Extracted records
------------------------------------------------

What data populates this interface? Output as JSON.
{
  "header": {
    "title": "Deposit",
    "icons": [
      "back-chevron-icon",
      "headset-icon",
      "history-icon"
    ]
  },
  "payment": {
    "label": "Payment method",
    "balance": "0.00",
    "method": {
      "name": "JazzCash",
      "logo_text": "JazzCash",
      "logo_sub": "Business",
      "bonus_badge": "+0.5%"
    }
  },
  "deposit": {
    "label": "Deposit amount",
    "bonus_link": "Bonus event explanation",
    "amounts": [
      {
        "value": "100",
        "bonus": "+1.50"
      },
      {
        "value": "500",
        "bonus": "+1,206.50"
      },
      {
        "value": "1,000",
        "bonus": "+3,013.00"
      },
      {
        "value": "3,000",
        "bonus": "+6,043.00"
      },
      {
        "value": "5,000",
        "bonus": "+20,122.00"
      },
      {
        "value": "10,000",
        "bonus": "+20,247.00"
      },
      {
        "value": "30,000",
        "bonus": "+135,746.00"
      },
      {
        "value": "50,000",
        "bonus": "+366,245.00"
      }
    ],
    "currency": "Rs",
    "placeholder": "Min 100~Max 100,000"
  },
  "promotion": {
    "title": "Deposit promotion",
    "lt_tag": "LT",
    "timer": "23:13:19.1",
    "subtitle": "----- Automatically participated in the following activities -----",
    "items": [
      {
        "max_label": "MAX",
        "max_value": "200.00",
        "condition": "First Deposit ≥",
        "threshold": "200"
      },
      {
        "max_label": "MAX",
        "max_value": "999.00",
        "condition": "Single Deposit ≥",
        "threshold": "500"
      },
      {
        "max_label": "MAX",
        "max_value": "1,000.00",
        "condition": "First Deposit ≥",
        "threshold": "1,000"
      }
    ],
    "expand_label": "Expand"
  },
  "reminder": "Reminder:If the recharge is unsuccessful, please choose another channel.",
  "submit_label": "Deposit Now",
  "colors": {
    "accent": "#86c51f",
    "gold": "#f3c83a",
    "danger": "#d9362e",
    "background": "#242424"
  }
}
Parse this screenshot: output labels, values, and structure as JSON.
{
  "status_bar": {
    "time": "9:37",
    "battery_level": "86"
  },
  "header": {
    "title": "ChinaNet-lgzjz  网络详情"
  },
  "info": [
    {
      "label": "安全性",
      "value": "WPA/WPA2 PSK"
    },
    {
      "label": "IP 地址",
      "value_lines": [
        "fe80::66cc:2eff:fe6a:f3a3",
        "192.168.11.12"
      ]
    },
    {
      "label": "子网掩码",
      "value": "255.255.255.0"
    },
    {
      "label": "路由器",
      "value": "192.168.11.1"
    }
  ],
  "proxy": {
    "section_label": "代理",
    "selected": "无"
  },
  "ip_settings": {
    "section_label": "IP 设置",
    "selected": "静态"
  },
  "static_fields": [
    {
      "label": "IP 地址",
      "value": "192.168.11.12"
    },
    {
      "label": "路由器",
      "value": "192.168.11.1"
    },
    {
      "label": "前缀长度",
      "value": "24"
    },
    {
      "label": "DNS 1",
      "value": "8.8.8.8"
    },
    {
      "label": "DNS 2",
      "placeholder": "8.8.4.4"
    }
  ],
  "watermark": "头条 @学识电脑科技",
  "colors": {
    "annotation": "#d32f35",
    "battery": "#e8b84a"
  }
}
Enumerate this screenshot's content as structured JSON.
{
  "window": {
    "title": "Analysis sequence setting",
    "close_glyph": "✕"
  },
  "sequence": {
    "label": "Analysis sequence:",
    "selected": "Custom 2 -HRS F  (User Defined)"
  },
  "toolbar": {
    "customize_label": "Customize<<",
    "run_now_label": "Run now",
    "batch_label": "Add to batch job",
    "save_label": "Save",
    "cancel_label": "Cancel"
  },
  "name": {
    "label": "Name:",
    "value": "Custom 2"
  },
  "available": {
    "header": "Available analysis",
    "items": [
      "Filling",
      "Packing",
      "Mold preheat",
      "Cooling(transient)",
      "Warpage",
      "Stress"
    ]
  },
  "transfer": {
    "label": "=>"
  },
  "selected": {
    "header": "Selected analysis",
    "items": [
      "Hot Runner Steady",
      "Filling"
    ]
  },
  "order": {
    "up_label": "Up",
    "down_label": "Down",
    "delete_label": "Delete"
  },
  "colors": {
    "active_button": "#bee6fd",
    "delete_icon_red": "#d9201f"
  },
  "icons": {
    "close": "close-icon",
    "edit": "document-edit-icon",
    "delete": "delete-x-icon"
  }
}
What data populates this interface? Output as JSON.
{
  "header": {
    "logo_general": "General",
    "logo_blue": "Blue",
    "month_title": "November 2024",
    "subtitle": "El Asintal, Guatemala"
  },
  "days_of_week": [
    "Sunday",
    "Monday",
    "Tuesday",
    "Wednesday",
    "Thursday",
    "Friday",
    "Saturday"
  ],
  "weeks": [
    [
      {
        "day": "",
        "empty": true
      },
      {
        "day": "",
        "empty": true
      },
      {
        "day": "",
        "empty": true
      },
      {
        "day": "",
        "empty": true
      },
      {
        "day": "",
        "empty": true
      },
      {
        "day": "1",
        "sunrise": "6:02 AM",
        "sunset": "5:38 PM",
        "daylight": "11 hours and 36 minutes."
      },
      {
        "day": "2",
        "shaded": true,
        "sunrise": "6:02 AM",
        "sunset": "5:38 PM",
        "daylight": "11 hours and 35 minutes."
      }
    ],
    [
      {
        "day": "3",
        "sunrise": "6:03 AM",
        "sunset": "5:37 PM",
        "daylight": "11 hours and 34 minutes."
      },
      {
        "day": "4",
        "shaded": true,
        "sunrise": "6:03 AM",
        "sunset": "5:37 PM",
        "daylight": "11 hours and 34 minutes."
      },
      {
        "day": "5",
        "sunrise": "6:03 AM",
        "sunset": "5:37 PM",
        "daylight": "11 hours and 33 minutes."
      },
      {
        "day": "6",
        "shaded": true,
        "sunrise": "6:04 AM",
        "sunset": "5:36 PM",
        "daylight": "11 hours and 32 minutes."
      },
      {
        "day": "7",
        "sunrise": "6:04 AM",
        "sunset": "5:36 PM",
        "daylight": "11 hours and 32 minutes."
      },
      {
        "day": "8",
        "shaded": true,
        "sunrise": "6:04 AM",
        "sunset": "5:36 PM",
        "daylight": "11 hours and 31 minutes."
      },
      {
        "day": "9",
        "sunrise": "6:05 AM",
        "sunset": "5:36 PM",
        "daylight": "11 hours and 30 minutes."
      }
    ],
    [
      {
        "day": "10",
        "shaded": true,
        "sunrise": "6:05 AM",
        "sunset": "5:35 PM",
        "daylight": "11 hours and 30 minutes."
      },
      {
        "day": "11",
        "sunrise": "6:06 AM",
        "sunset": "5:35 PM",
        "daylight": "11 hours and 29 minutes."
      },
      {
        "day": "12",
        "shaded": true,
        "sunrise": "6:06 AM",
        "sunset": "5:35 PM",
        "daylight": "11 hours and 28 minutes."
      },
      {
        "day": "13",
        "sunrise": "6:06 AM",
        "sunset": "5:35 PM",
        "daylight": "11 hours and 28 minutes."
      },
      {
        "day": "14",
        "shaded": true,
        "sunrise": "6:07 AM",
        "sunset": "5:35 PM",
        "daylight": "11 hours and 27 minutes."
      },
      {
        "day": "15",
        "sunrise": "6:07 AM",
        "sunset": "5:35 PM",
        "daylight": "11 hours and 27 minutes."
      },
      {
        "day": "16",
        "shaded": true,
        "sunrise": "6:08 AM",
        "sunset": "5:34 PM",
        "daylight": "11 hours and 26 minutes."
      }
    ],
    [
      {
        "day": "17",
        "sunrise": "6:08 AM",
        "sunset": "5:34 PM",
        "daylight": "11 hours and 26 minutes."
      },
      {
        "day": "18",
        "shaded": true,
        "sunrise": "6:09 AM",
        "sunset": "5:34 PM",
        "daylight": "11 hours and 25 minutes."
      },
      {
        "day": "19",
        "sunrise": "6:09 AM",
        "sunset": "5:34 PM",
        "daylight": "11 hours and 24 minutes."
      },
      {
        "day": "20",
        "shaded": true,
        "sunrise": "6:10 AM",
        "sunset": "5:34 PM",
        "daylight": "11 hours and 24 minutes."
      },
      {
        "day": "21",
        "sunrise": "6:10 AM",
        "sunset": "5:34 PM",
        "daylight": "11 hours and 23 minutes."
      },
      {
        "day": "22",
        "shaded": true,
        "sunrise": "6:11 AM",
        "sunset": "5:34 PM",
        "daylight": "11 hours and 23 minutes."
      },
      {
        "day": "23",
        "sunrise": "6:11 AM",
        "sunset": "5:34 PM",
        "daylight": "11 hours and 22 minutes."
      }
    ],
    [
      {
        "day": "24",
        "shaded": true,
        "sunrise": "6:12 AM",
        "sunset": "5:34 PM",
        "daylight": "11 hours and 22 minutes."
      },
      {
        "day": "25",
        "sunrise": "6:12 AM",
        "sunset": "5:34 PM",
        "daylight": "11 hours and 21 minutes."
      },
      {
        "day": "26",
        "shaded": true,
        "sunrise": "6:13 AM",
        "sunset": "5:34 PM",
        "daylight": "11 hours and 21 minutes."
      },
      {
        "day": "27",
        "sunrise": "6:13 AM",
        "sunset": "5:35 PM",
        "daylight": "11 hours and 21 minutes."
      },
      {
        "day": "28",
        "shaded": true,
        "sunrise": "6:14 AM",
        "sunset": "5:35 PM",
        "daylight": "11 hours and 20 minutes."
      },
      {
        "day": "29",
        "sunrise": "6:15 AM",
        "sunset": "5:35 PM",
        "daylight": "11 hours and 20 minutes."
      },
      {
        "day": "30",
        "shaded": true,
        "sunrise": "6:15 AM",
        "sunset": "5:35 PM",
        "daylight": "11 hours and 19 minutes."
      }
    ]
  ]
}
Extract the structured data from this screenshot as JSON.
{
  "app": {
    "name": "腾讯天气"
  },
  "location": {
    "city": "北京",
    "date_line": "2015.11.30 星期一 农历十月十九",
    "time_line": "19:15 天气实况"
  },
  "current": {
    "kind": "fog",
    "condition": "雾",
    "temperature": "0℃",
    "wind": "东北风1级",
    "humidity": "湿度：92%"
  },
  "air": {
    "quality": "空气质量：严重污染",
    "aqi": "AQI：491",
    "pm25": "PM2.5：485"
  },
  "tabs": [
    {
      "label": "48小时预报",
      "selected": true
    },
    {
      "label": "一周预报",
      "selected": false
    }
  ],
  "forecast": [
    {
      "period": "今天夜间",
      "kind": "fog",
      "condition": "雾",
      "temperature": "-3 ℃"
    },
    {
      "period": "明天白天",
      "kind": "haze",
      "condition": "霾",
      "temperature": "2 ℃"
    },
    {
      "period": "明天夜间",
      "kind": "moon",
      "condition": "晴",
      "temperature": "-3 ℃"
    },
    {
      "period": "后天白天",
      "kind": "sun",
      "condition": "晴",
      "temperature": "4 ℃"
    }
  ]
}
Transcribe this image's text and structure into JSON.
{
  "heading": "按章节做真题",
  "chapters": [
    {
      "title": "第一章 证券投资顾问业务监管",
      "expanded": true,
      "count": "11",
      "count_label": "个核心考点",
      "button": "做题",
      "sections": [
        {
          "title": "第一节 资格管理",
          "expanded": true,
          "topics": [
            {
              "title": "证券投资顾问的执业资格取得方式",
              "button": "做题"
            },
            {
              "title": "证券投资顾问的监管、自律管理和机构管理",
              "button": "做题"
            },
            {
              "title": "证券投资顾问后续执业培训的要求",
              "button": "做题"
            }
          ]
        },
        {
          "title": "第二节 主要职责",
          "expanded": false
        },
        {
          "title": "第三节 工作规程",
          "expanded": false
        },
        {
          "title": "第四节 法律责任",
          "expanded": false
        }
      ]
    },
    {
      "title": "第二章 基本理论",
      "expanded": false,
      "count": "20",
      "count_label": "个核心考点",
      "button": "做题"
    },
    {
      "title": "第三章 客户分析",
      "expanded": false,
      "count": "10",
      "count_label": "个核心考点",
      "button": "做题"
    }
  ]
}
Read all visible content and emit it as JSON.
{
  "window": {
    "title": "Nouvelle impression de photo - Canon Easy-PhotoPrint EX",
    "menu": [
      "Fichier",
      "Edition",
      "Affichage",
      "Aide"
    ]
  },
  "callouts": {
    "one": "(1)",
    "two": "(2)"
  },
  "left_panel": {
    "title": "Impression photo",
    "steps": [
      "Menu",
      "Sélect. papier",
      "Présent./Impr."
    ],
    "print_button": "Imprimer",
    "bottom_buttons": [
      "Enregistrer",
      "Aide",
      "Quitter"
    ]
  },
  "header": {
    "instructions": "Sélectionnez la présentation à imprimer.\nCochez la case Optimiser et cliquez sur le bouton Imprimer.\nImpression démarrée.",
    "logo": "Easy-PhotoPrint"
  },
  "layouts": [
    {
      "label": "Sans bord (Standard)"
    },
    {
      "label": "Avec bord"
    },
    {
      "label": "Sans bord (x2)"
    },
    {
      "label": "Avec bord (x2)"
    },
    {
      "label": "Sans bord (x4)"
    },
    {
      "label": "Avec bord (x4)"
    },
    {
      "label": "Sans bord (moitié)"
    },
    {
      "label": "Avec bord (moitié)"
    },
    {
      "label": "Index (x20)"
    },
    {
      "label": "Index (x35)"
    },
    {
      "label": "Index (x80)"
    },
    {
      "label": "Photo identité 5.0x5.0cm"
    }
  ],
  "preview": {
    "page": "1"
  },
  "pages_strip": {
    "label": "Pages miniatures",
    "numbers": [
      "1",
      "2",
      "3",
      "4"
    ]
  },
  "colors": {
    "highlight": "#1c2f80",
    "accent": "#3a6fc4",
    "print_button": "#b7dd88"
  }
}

------------------------------------------------

_WORK TO BE COMPLETED_
Scan the records above for the string "temperature", then report every line that contains it.

_EXERCISE RESULT_
    "temperature": "0℃",
      "temperature": "-3 ℃"
      "temperature": "2 ℃"
      "temperature": "-3 ℃"
      "temperature": "4 ℃"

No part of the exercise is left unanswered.